# [Raw data]
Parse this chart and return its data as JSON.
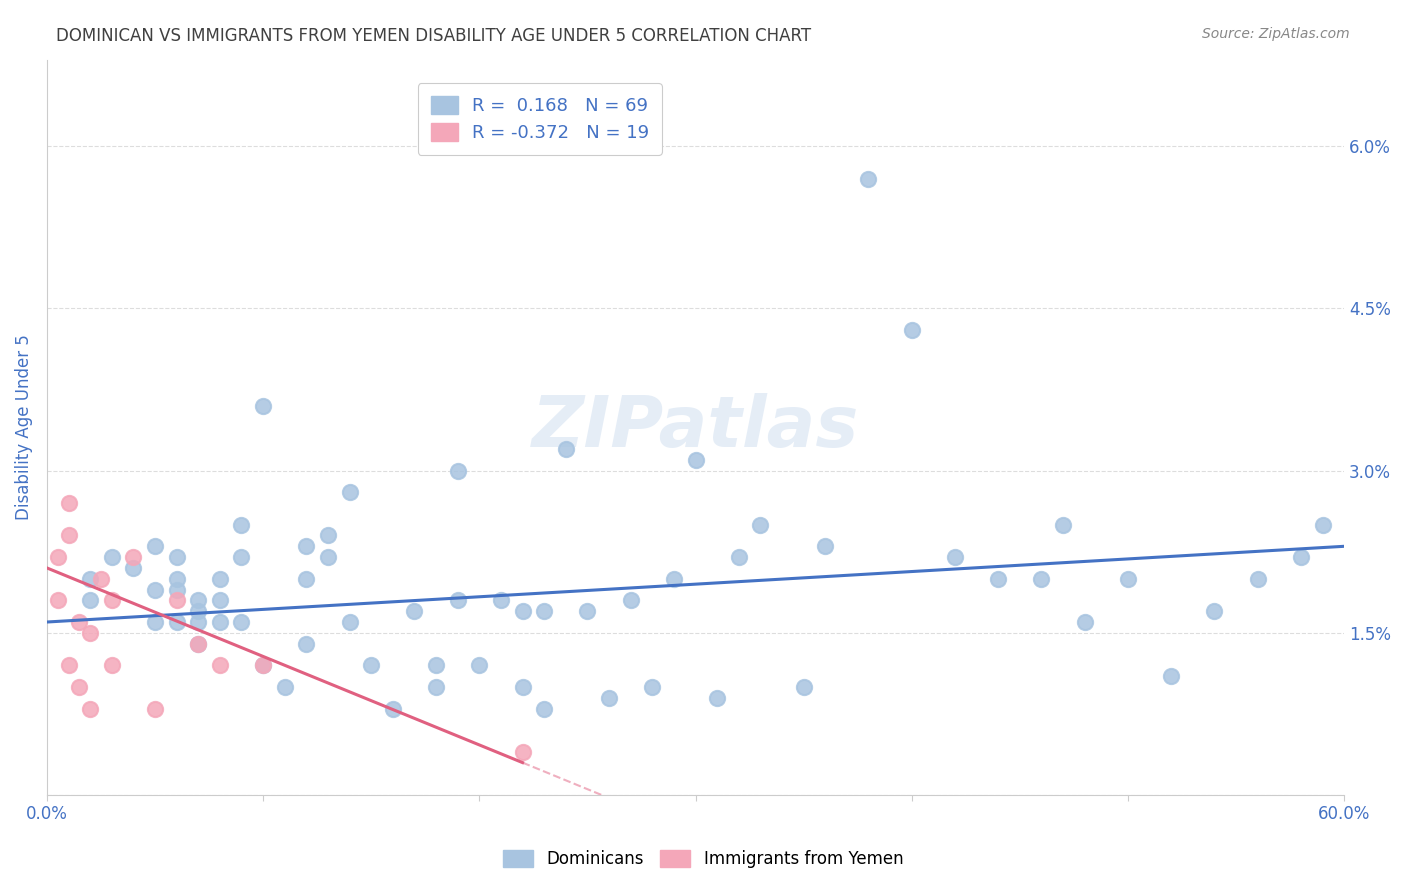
{
  "title": "DOMINICAN VS IMMIGRANTS FROM YEMEN DISABILITY AGE UNDER 5 CORRELATION CHART",
  "source": "Source: ZipAtlas.com",
  "ylabel": "Disability Age Under 5",
  "xlim": [
    0.0,
    0.6
  ],
  "ylim": [
    0.0,
    0.068
  ],
  "yticks": [
    0.0,
    0.015,
    0.03,
    0.045,
    0.06
  ],
  "ytick_labels": [
    "",
    "1.5%",
    "3.0%",
    "4.5%",
    "6.0%"
  ],
  "xticks": [
    0.0,
    0.1,
    0.2,
    0.3,
    0.4,
    0.5,
    0.6
  ],
  "xtick_labels": [
    "0.0%",
    "",
    "",
    "",
    "",
    "",
    "60.0%"
  ],
  "legend_r1": "R =  0.168   N = 69",
  "legend_r2": "R = -0.372   N = 19",
  "blue_color": "#a8c4e0",
  "pink_color": "#f4a7b9",
  "blue_line_color": "#4472c4",
  "pink_line_color": "#e06080",
  "title_color": "#404040",
  "axis_label_color": "#4472c4",
  "watermark": "ZIPatlas",
  "dominicans_x": [
    0.02,
    0.02,
    0.03,
    0.04,
    0.05,
    0.05,
    0.05,
    0.06,
    0.06,
    0.06,
    0.06,
    0.07,
    0.07,
    0.07,
    0.07,
    0.08,
    0.08,
    0.08,
    0.09,
    0.09,
    0.09,
    0.1,
    0.1,
    0.11,
    0.12,
    0.12,
    0.12,
    0.13,
    0.13,
    0.14,
    0.14,
    0.15,
    0.16,
    0.17,
    0.18,
    0.18,
    0.19,
    0.19,
    0.2,
    0.21,
    0.22,
    0.22,
    0.23,
    0.23,
    0.24,
    0.25,
    0.26,
    0.27,
    0.28,
    0.29,
    0.3,
    0.31,
    0.32,
    0.33,
    0.35,
    0.36,
    0.38,
    0.4,
    0.42,
    0.44,
    0.46,
    0.47,
    0.48,
    0.5,
    0.52,
    0.54,
    0.56,
    0.58,
    0.59
  ],
  "dominicans_y": [
    0.02,
    0.018,
    0.022,
    0.021,
    0.023,
    0.019,
    0.016,
    0.02,
    0.022,
    0.019,
    0.016,
    0.018,
    0.017,
    0.016,
    0.014,
    0.02,
    0.018,
    0.016,
    0.025,
    0.022,
    0.016,
    0.036,
    0.012,
    0.01,
    0.014,
    0.02,
    0.023,
    0.022,
    0.024,
    0.028,
    0.016,
    0.012,
    0.008,
    0.017,
    0.012,
    0.01,
    0.03,
    0.018,
    0.012,
    0.018,
    0.017,
    0.01,
    0.008,
    0.017,
    0.032,
    0.017,
    0.009,
    0.018,
    0.01,
    0.02,
    0.031,
    0.009,
    0.022,
    0.025,
    0.01,
    0.023,
    0.057,
    0.043,
    0.022,
    0.02,
    0.02,
    0.025,
    0.016,
    0.02,
    0.011,
    0.017,
    0.02,
    0.022,
    0.025
  ],
  "yemen_x": [
    0.005,
    0.005,
    0.01,
    0.01,
    0.01,
    0.015,
    0.015,
    0.02,
    0.02,
    0.025,
    0.03,
    0.03,
    0.04,
    0.05,
    0.06,
    0.07,
    0.08,
    0.1,
    0.22
  ],
  "yemen_y": [
    0.022,
    0.018,
    0.027,
    0.024,
    0.012,
    0.016,
    0.01,
    0.008,
    0.015,
    0.02,
    0.018,
    0.012,
    0.022,
    0.008,
    0.018,
    0.014,
    0.012,
    0.012,
    0.004
  ],
  "blue_trend_x": [
    0.0,
    0.6
  ],
  "blue_trend_y": [
    0.016,
    0.023
  ],
  "pink_trend_x": [
    0.0,
    0.22
  ],
  "pink_trend_y": [
    0.021,
    0.003
  ]
}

# [What is required]
Reproduce every entry word for word, but skip any pictures.

# [Reply to the exercise]
Parse this chart and return its data as JSON.
{
  "title": "DOMINICAN VS IMMIGRANTS FROM YEMEN DISABILITY AGE UNDER 5 CORRELATION CHART",
  "source": "Source: ZipAtlas.com",
  "ylabel": "Disability Age Under 5",
  "xlim": [
    0.0,
    0.6
  ],
  "ylim": [
    0.0,
    0.068
  ],
  "yticks": [
    0.0,
    0.015,
    0.03,
    0.045,
    0.06
  ],
  "ytick_labels": [
    "",
    "1.5%",
    "3.0%",
    "4.5%",
    "6.0%"
  ],
  "xticks": [
    0.0,
    0.1,
    0.2,
    0.3,
    0.4,
    0.5,
    0.6
  ],
  "xtick_labels": [
    "0.0%",
    "",
    "",
    "",
    "",
    "",
    "60.0%"
  ],
  "legend_r1": "R =  0.168   N = 69",
  "legend_r2": "R = -0.372   N = 19",
  "blue_color": "#a8c4e0",
  "pink_color": "#f4a7b9",
  "blue_line_color": "#4472c4",
  "pink_line_color": "#e06080",
  "title_color": "#404040",
  "axis_label_color": "#4472c4",
  "watermark": "ZIPatlas",
  "dominicans_x": [
    0.02,
    0.02,
    0.03,
    0.04,
    0.05,
    0.05,
    0.05,
    0.06,
    0.06,
    0.06,
    0.06,
    0.07,
    0.07,
    0.07,
    0.07,
    0.08,
    0.08,
    0.08,
    0.09,
    0.09,
    0.09,
    0.1,
    0.1,
    0.11,
    0.12,
    0.12,
    0.12,
    0.13,
    0.13,
    0.14,
    0.14,
    0.15,
    0.16,
    0.17,
    0.18,
    0.18,
    0.19,
    0.19,
    0.2,
    0.21,
    0.22,
    0.22,
    0.23,
    0.23,
    0.24,
    0.25,
    0.26,
    0.27,
    0.28,
    0.29,
    0.3,
    0.31,
    0.32,
    0.33,
    0.35,
    0.36,
    0.38,
    0.4,
    0.42,
    0.44,
    0.46,
    0.47,
    0.48,
    0.5,
    0.52,
    0.54,
    0.56,
    0.58,
    0.59
  ],
  "dominicans_y": [
    0.02,
    0.018,
    0.022,
    0.021,
    0.023,
    0.019,
    0.016,
    0.02,
    0.022,
    0.019,
    0.016,
    0.018,
    0.017,
    0.016,
    0.014,
    0.02,
    0.018,
    0.016,
    0.025,
    0.022,
    0.016,
    0.036,
    0.012,
    0.01,
    0.014,
    0.02,
    0.023,
    0.022,
    0.024,
    0.028,
    0.016,
    0.012,
    0.008,
    0.017,
    0.012,
    0.01,
    0.03,
    0.018,
    0.012,
    0.018,
    0.017,
    0.01,
    0.008,
    0.017,
    0.032,
    0.017,
    0.009,
    0.018,
    0.01,
    0.02,
    0.031,
    0.009,
    0.022,
    0.025,
    0.01,
    0.023,
    0.057,
    0.043,
    0.022,
    0.02,
    0.02,
    0.025,
    0.016,
    0.02,
    0.011,
    0.017,
    0.02,
    0.022,
    0.025
  ],
  "yemen_x": [
    0.005,
    0.005,
    0.01,
    0.01,
    0.01,
    0.015,
    0.015,
    0.02,
    0.02,
    0.025,
    0.03,
    0.03,
    0.04,
    0.05,
    0.06,
    0.07,
    0.08,
    0.1,
    0.22
  ],
  "yemen_y": [
    0.022,
    0.018,
    0.027,
    0.024,
    0.012,
    0.016,
    0.01,
    0.008,
    0.015,
    0.02,
    0.018,
    0.012,
    0.022,
    0.008,
    0.018,
    0.014,
    0.012,
    0.012,
    0.004
  ],
  "blue_trend_x": [
    0.0,
    0.6
  ],
  "blue_trend_y": [
    0.016,
    0.023
  ],
  "pink_trend_x": [
    0.0,
    0.22
  ],
  "pink_trend_y": [
    0.021,
    0.003
  ]
}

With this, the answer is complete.